DIRECTION: Return the listing below exactly, with the pictures dropped.
[begin GIVEN ENTRIES]
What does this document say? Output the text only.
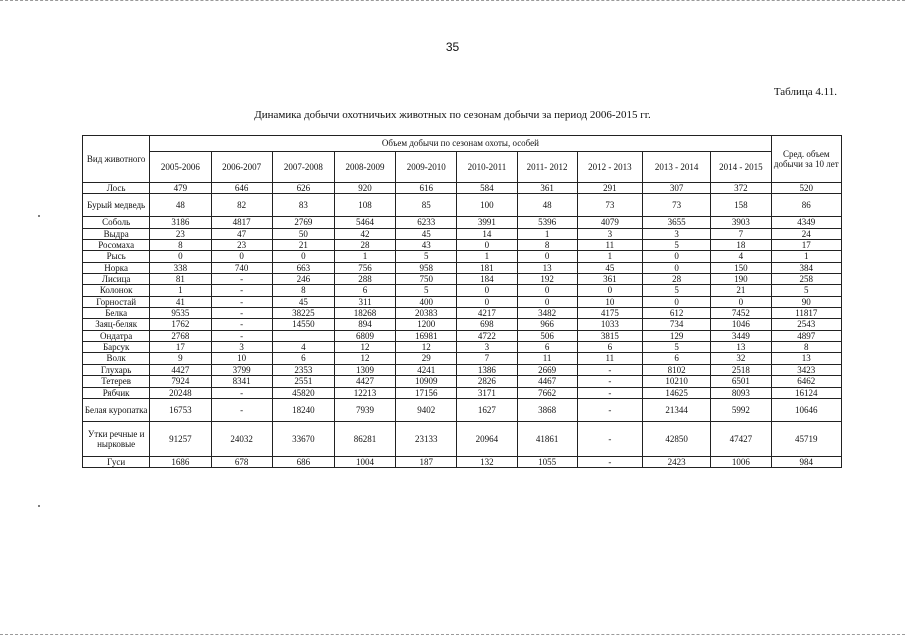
35
Таблица 4.11.
Динамика добычи охотничьих животных по сезонам добычи за период 2006-2015 гг.
Вид животного	Объем добычи по сезонам охоты, особей										Сред. объем добычи за 10 лет
	2005-2006	2006-2007	2007-2008	2008-2009	2009-2010	2010-2011	2011- 2012	2012 - 2013	2013 - 2014	2014 - 2015	
Лось	479	646	626	920	616	584	361	291	307	372	520
Бурый медведь	48	82	83	108	85	100	48	73	73	158	86
Соболь	3186	4817	2769	5464	6233	3991	5396	4079	3655	3903	4349
Выдра	23	47	50	42	45	14	1	3	3	7	24
Росомаха	8	23	21	28	43	0	8	11	5	18	17
Рысь	0	0	0	1	5	1	0	1	0	4	1
Норка	338	740	663	756	958	181	13	45	0	150	384
Лисица	81	-	246	288	750	184	192	361	28	190	258
Колонок	1	-	8	6	5	0	0	0	5	21	5
Горностай	41	-	45	311	400	0	0	10	0	0	90
Белка	9535	-	38225	18268	20383	4217	3482	4175	612	7452	11817
Заяц-беляк	1762	-	14550	894	1200	698	966	1033	734	1046	2543
Ондатра	2768	-		6809	16981	4722	506	3815	129	3449	4897
Барсук	17	3	4	12	12	3	6	6	5	13	8
Волк	9	10	6	12	29	7	11	11	6	32	13
Глухарь	4427	3799	2353	1309	4241	1386	2669	-	8102	2518	3423
Тетерев	7924	8341	2551	4427	10909	2826	4467	-	10210	6501	6462
Рябчик	20248	-	45820	12213	17156	3171	7662	-	14625	8093	16124
Белая куропатка	16753	-	18240	7939	9402	1627	3868	-	21344	5992	10646
Утки речные и нырковые	91257	24032	33670	86281	23133	20964	41861	-	42850	47427	45719
Гуси	1686	678	686	1004	187	132	1055	-	2423	1006	984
[end GIVEN ENTRIES]
COMPLETE ANSWER:
What does this document say? Output the text only.
35
Таблица 4.11.
Динамика добычи охотничьих животных по сезонам добычи за период 2006-2015 гг.
Вид животного	Объем добычи по сезонам охоты, особей										Сред. объем добычи за 10 лет
	2005-2006	2006-2007	2007-2008	2008-2009	2009-2010	2010-2011	2011- 2012	2012 - 2013	2013 - 2014	2014 - 2015	
Лось	479	646	626	920	616	584	361	291	307	372	520
Бурый медведь	48	82	83	108	85	100	48	73	73	158	86
Соболь	3186	4817	2769	5464	6233	3991	5396	4079	3655	3903	4349
Выдра	23	47	50	42	45	14	1	3	3	7	24
Росомаха	8	23	21	28	43	0	8	11	5	18	17
Рысь	0	0	0	1	5	1	0	1	0	4	1
Норка	338	740	663	756	958	181	13	45	0	150	384
Лисица	81	-	246	288	750	184	192	361	28	190	258
Колонок	1	-	8	6	5	0	0	0	5	21	5
Горностай	41	-	45	311	400	0	0	10	0	0	90
Белка	9535	-	38225	18268	20383	4217	3482	4175	612	7452	11817
Заяц-беляк	1762	-	14550	894	1200	698	966	1033	734	1046	2543
Ондатра	2768	-		6809	16981	4722	506	3815	129	3449	4897
Барсук	17	3	4	12	12	3	6	6	5	13	8
Волк	9	10	6	12	29	7	11	11	6	32	13
Глухарь	4427	3799	2353	1309	4241	1386	2669	-	8102	2518	3423
Тетерев	7924	8341	2551	4427	10909	2826	4467	-	10210	6501	6462
Рябчик	20248	-	45820	12213	17156	3171	7662	-	14625	8093	16124
Белая куропатка	16753	-	18240	7939	9402	1627	3868	-	21344	5992	10646
Утки речные и нырковые	91257	24032	33670	86281	23133	20964	41861	-	42850	47427	45719
Гуси	1686	678	686	1004	187	132	1055	-	2423	1006	984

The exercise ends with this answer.